◆ The request
Write out nothing but the lines from the one containing "OCR this image." through the last line below, both included, and without the pictures.

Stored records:
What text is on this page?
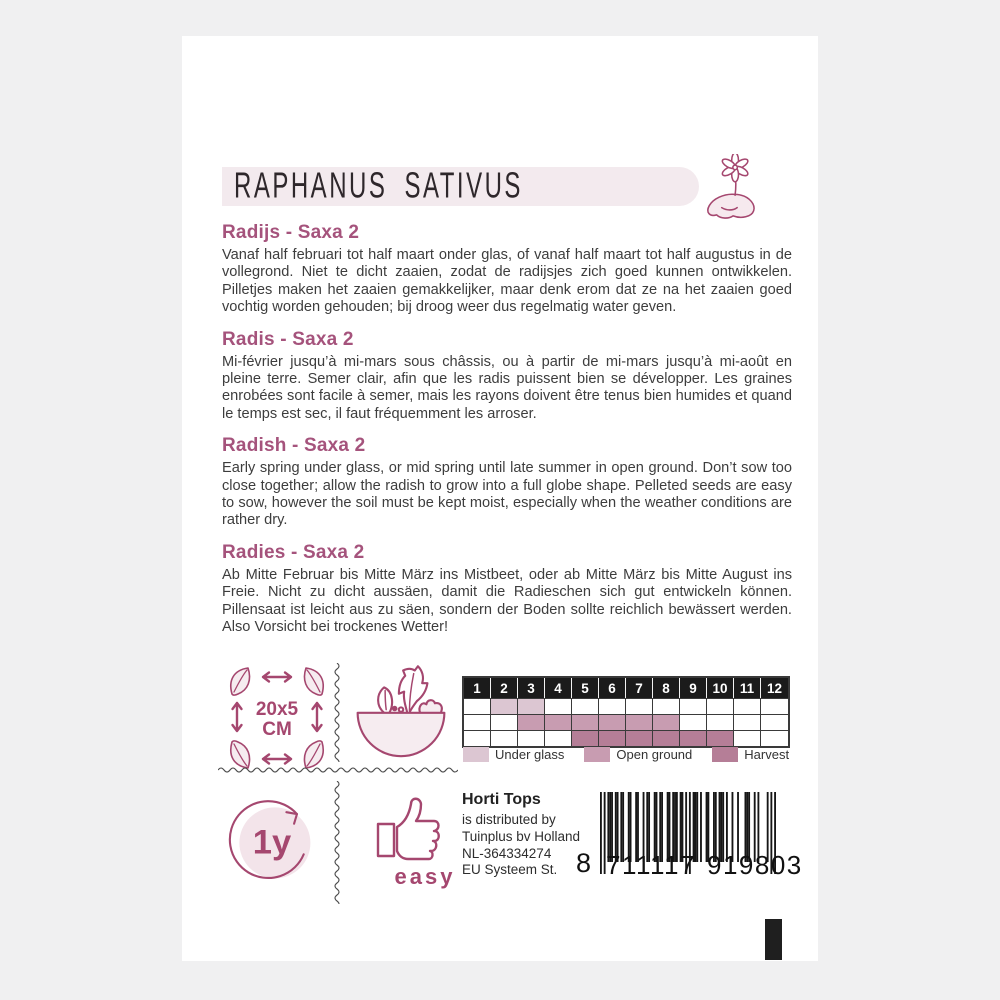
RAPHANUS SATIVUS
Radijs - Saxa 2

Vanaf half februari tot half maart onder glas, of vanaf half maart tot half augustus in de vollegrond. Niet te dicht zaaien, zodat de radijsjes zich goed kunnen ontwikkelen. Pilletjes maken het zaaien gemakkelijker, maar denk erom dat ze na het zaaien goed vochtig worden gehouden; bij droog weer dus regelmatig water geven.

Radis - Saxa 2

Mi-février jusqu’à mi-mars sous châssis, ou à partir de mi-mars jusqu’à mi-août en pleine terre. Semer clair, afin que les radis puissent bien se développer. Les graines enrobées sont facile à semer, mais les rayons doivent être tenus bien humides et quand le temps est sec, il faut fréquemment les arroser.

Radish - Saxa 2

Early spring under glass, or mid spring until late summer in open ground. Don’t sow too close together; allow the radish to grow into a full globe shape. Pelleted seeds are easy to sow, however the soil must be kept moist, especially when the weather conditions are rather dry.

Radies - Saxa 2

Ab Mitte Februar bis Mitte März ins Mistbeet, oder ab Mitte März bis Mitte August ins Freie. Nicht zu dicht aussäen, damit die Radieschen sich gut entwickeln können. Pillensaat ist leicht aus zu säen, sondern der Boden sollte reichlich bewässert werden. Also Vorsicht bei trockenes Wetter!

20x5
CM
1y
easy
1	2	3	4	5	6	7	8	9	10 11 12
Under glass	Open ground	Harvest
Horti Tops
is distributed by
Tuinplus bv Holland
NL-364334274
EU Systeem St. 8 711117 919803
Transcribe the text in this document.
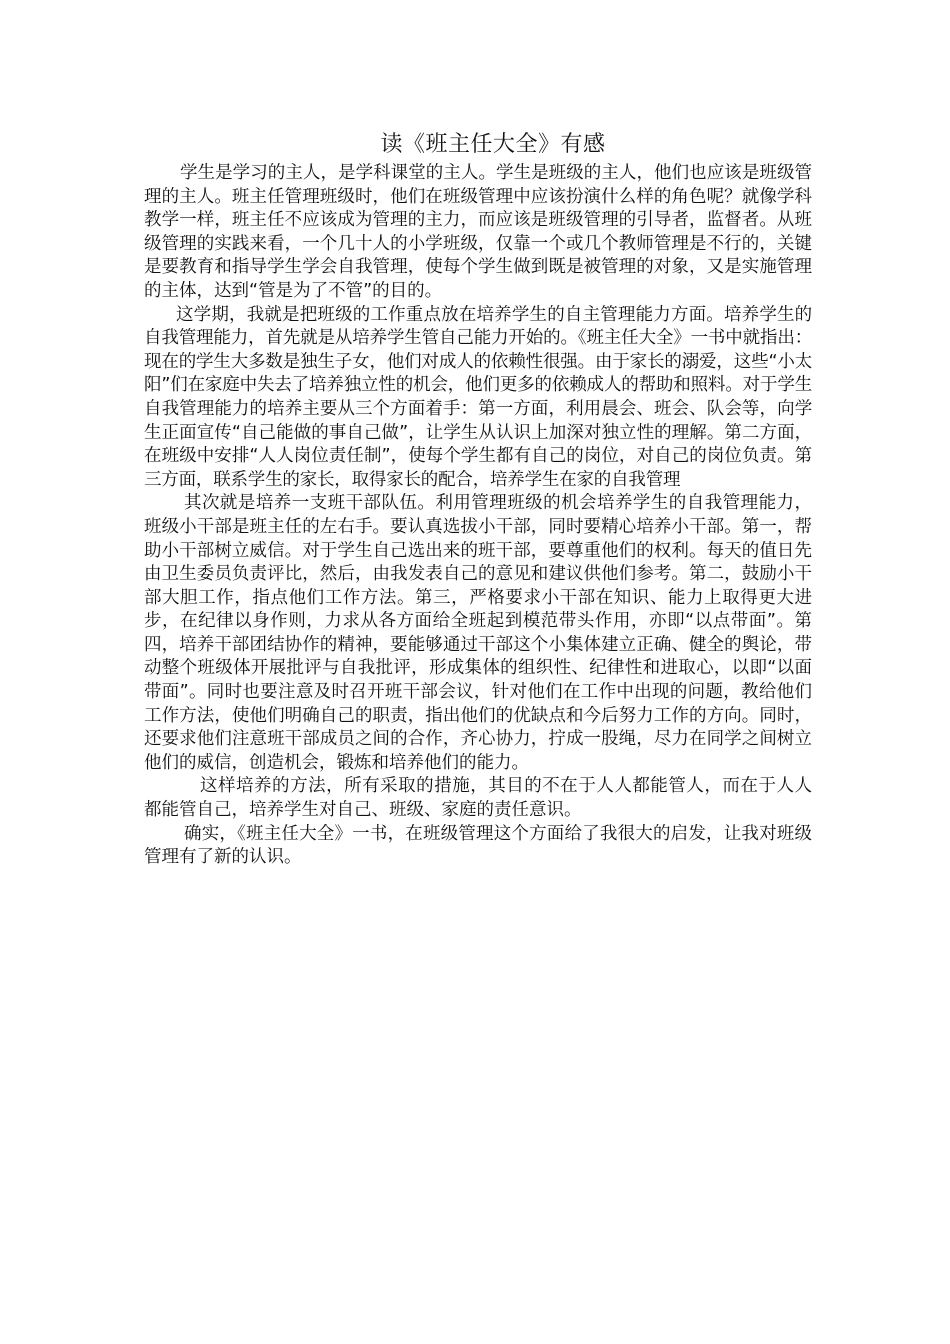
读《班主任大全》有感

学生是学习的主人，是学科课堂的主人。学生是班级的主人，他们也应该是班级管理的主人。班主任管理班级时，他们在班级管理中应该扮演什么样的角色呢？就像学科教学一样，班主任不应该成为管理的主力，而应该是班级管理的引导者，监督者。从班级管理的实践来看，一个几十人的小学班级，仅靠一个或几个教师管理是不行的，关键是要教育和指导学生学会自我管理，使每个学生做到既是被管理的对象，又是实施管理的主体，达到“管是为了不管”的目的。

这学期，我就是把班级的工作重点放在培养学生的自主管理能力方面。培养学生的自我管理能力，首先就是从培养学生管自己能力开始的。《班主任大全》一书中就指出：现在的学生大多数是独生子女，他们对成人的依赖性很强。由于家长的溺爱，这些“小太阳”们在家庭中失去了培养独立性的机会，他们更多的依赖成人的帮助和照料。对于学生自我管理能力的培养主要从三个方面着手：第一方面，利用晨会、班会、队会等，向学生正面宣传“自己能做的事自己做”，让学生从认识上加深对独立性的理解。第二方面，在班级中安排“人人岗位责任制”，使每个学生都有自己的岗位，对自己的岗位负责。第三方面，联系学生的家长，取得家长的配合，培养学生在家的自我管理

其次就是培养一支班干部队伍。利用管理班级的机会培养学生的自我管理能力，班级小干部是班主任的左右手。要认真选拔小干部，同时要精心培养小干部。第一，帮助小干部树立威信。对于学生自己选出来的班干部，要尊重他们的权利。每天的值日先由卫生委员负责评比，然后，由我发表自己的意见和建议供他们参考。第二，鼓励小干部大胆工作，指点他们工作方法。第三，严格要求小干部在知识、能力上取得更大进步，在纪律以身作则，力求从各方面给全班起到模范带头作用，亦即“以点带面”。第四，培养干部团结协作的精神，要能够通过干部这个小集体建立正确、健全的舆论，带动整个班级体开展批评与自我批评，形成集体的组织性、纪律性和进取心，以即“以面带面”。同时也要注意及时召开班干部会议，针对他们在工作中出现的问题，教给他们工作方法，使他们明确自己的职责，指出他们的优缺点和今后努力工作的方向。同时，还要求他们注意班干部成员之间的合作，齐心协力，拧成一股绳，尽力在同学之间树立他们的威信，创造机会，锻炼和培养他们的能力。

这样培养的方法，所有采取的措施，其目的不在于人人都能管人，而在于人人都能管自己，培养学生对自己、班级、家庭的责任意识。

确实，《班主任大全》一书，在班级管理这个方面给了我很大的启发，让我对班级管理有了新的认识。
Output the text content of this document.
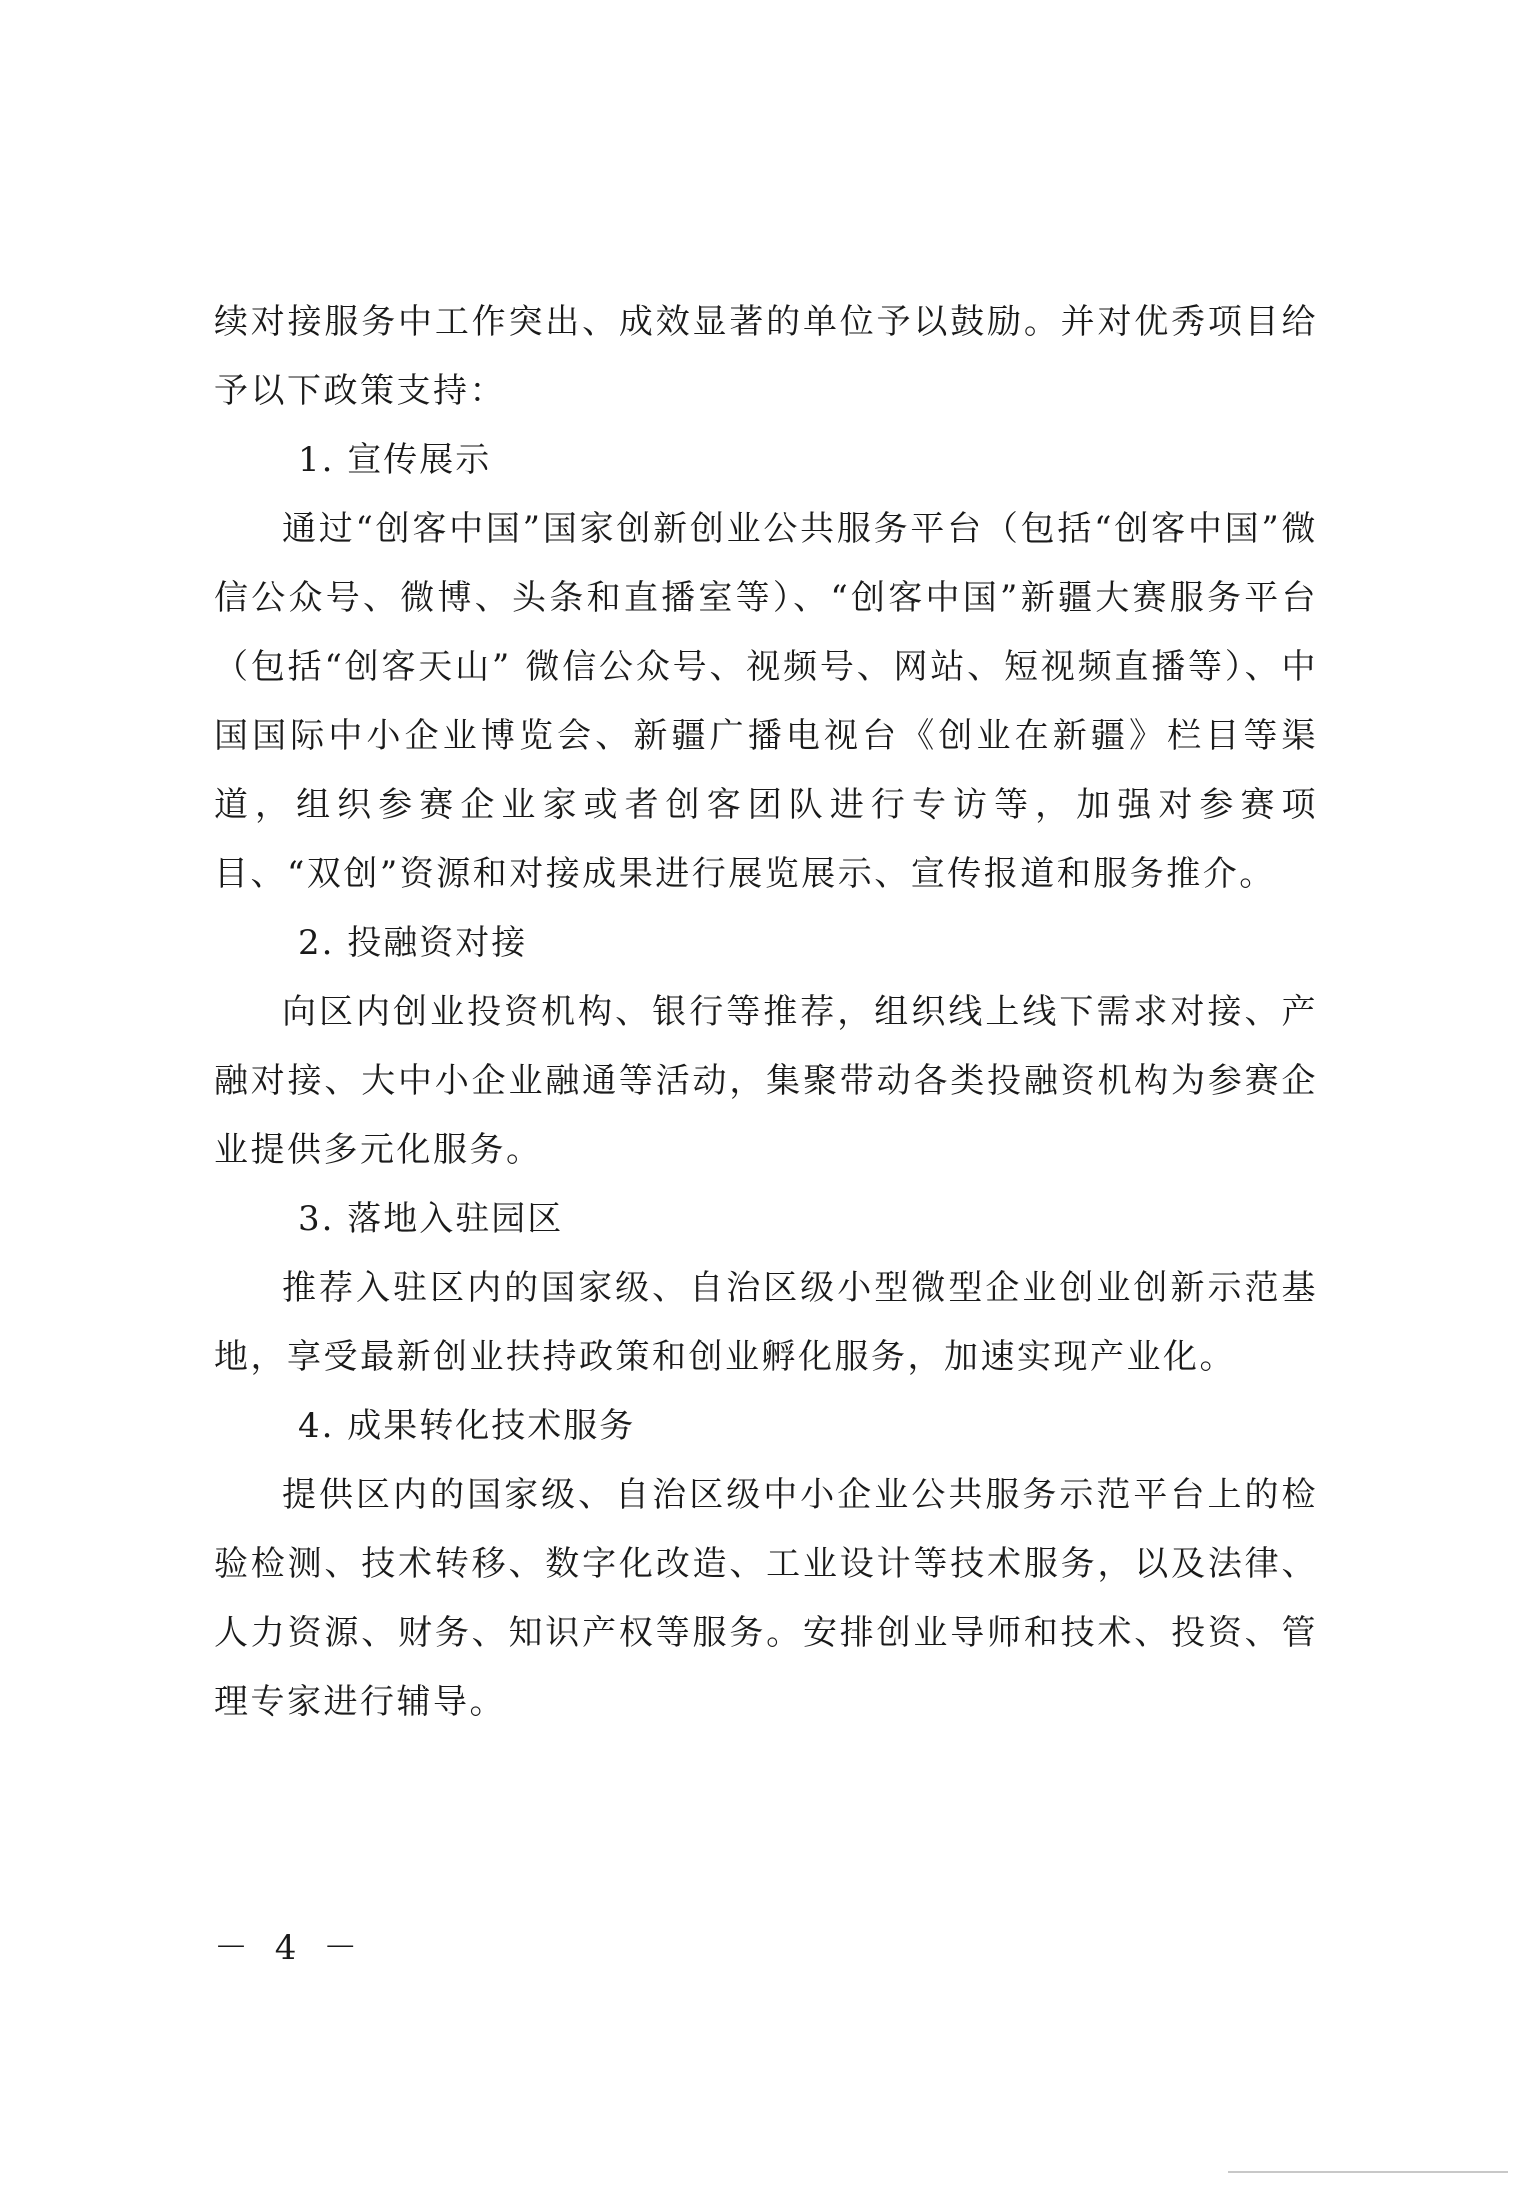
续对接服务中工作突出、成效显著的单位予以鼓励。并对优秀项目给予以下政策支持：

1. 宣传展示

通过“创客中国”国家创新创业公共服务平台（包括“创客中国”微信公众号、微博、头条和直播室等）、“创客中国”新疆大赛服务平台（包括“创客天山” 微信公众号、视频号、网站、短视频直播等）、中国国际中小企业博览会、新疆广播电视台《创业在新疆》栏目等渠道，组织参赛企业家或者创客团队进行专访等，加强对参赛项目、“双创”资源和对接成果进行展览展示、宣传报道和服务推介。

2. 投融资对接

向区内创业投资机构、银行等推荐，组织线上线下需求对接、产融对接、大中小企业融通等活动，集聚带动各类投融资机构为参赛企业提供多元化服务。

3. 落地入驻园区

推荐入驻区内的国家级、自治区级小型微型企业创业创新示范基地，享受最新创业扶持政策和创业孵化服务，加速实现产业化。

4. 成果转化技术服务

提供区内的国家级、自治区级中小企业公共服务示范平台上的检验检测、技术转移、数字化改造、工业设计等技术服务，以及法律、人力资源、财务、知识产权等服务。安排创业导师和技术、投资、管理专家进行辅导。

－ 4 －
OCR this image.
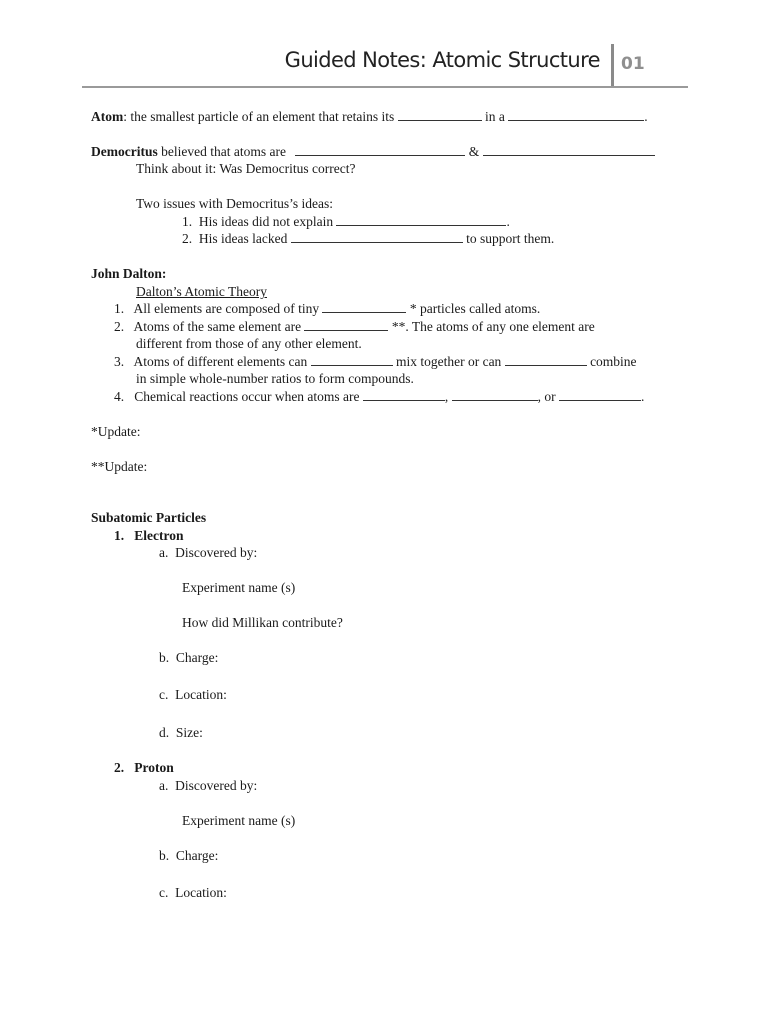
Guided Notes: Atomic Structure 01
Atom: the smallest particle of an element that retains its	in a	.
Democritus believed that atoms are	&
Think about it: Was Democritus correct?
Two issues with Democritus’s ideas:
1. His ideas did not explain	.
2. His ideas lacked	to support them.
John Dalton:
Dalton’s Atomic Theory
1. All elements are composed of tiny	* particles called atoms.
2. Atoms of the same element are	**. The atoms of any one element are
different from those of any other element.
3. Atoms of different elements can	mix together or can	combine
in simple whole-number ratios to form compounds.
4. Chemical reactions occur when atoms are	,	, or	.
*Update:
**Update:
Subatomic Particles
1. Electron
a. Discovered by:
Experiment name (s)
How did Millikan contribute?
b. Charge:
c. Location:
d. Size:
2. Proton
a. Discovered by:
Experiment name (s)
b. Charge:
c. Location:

◆ Final answer
OCR this image.
Guided Notes: Atomic Structure 01
Atom: the smallest particle of an element that retains its	in a	.
Democritus believed that atoms are	&
Think about it: Was Democritus correct?
Two issues with Democritus’s ideas:
1. His ideas did not explain	.
2. His ideas lacked	to support them.
John Dalton:
Dalton’s Atomic Theory
1. All elements are composed of tiny	* particles called atoms.
2. Atoms of the same element are	**. The atoms of any one element are
different from those of any other element.
3. Atoms of different elements can	mix together or can	combine
in simple whole-number ratios to form compounds.
4. Chemical reactions occur when atoms are	,	, or	.
*Update:
**Update:
Subatomic Particles
1. Electron
a. Discovered by:
Experiment name (s)
How did Millikan contribute?
b. Charge:
c. Location:
d. Size:
2. Proton
a. Discovered by:
Experiment name (s)
b. Charge:
c. Location:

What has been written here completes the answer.